## Set exercise
Wherever the string "label" occurs in a line of these records, report that line.
** Start of Entries shown **
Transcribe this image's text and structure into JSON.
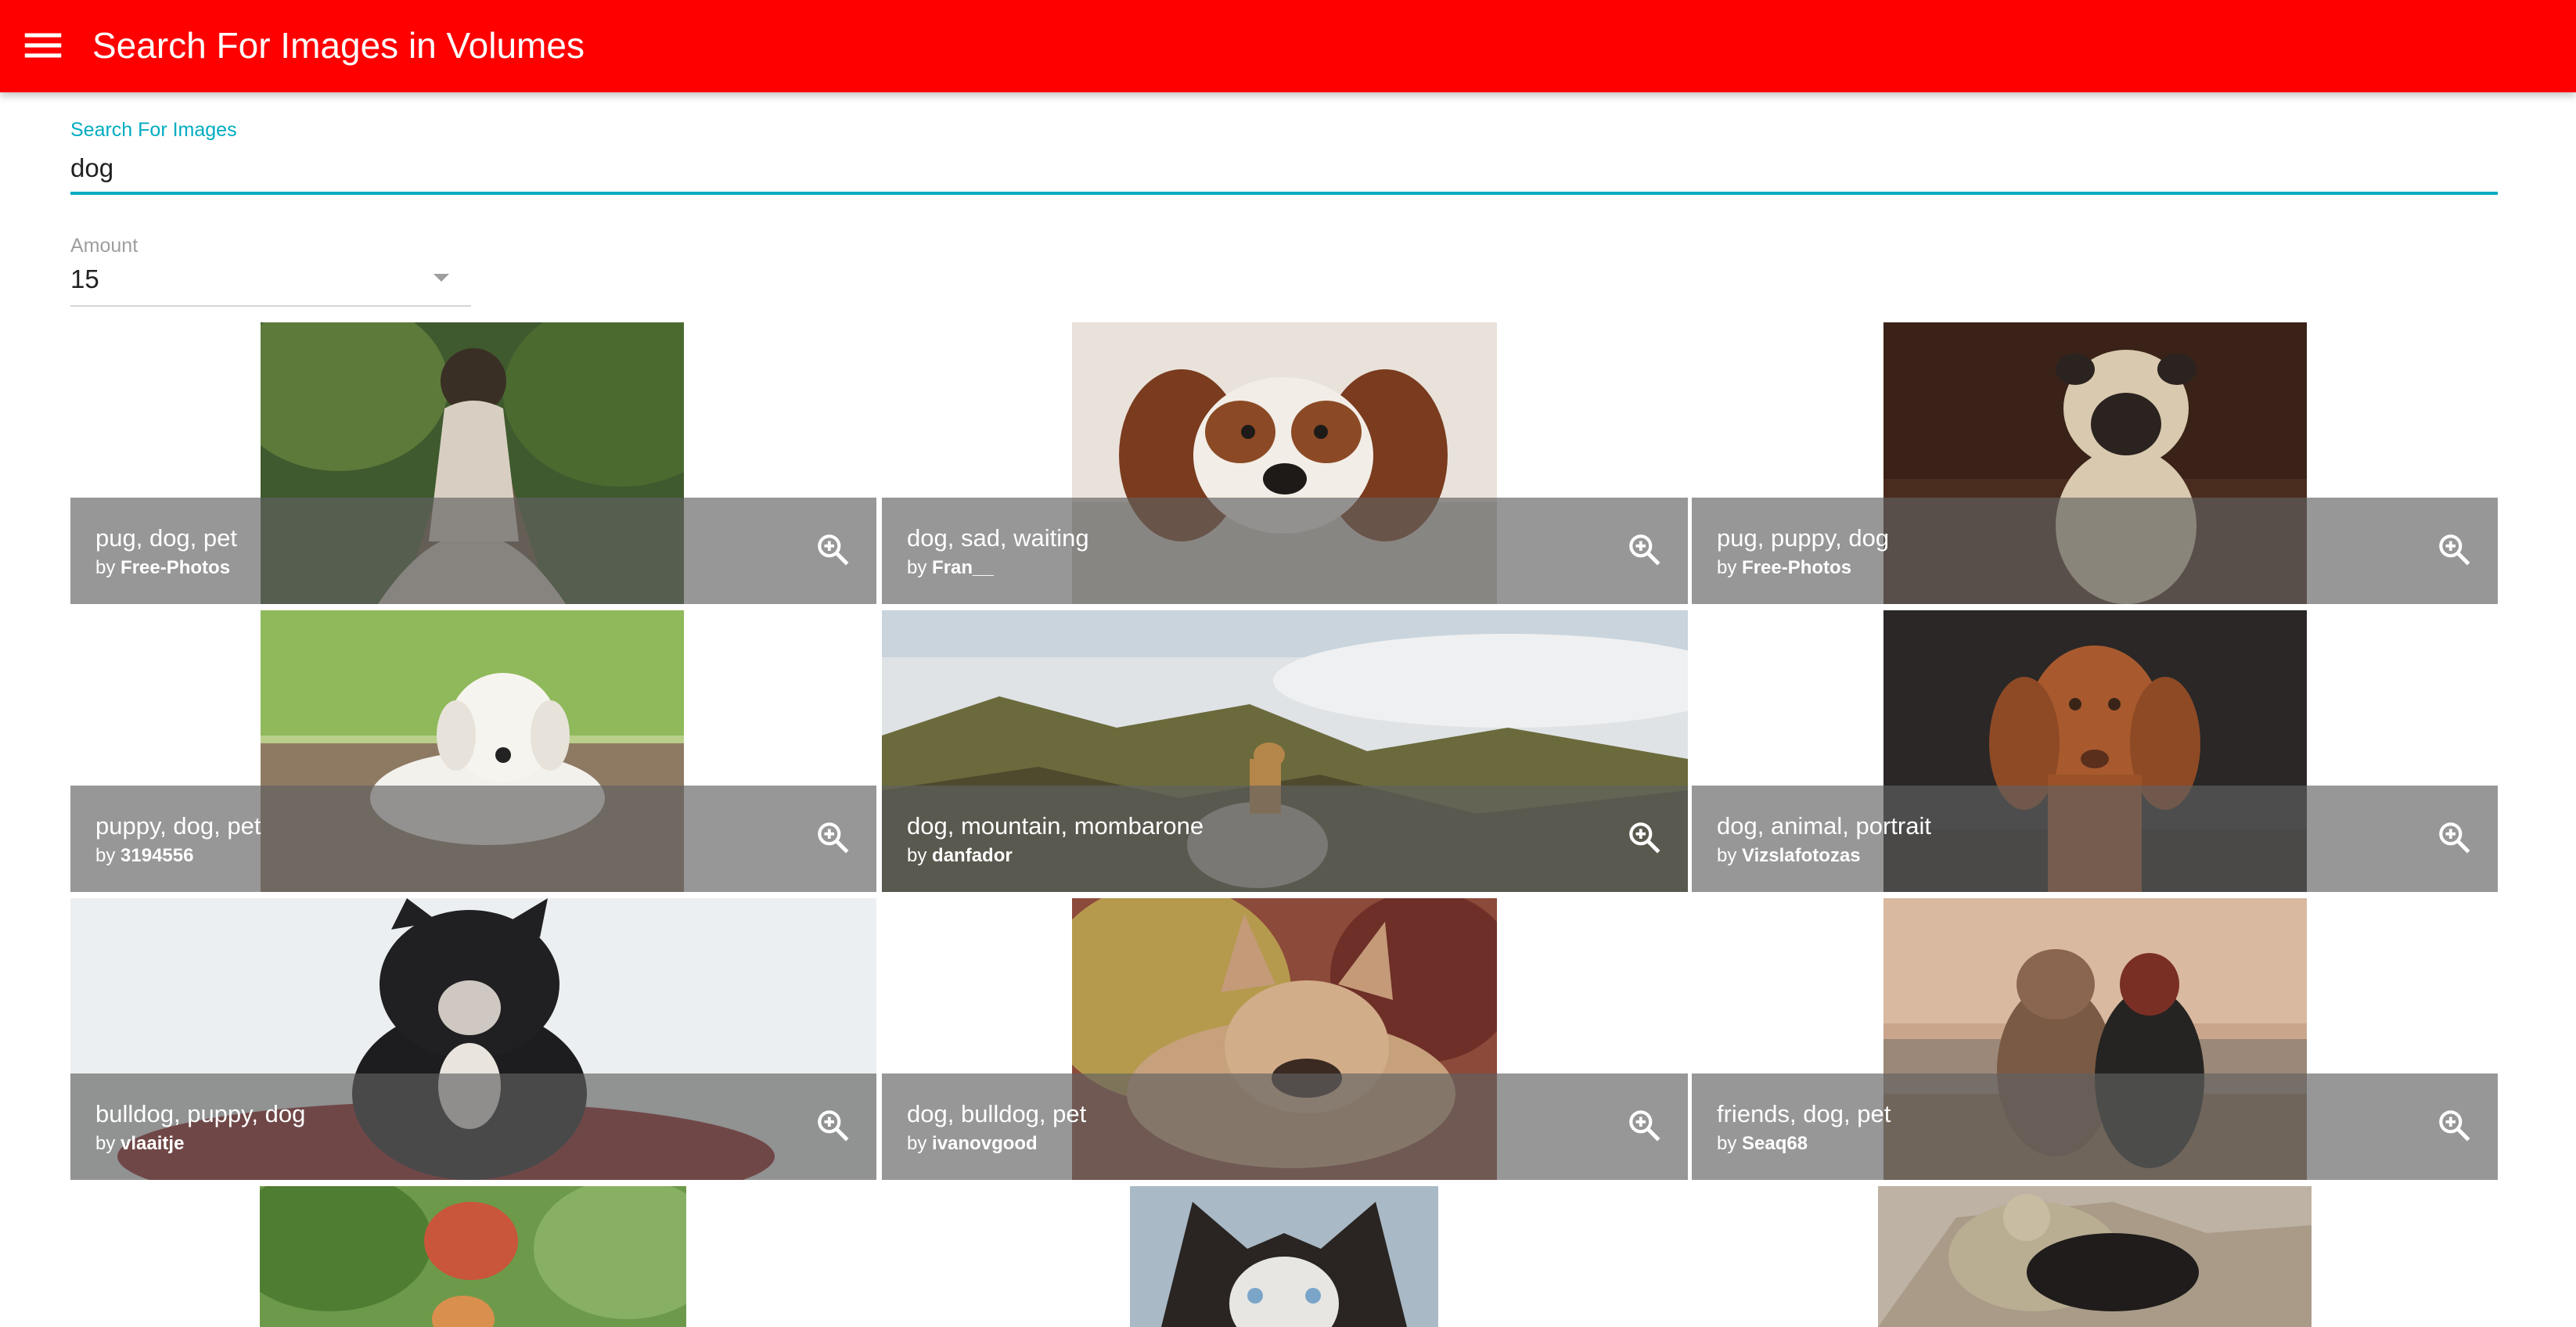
{
  "appbar": {
    "title": "Search For Images in Volumes",
    "menu_icon": "menu-icon",
    "color": "#ff0000"
  },
  "search": {
    "label": "Search For Images",
    "value": "dog",
    "accent_color": "#00acc1"
  },
  "amount": {
    "label": "Amount",
    "value": "15"
  },
  "tiles": [
    {
      "title": "pug, dog, pet",
      "by": "by",
      "author": "Free-Photos",
      "zoom_icon": "zoom-in-icon"
    },
    {
      "title": "dog, sad, waiting",
      "by": "by",
      "author": "Fran__",
      "zoom_icon": "zoom-in-icon"
    },
    {
      "title": "pug, puppy, dog",
      "by": "by",
      "author": "Free-Photos",
      "zoom_icon": "zoom-in-icon"
    },
    {
      "title": "puppy, dog, pet",
      "by": "by",
      "author": "3194556",
      "zoom_icon": "zoom-in-icon"
    },
    {
      "title": "dog, mountain, mombarone",
      "by": "by",
      "author": "danfador",
      "zoom_icon": "zoom-in-icon"
    },
    {
      "title": "dog, animal, portrait",
      "by": "by",
      "author": "Vizslafotozas",
      "zoom_icon": "zoom-in-icon"
    },
    {
      "title": "bulldog, puppy, dog",
      "by": "by",
      "author": "vlaaitje",
      "zoom_icon": "zoom-in-icon"
    },
    {
      "title": "dog, bulldog, pet",
      "by": "by",
      "author": "ivanovgood",
      "zoom_icon": "zoom-in-icon"
    },
    {
      "title": "friends, dog, pet",
      "by": "by",
      "author": "Seaq68",
      "zoom_icon": "zoom-in-icon"
    }
  ]
}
** End of Entries shown **
## Answer to the problem
    "label": "Search For Images",
    "label": "Amount",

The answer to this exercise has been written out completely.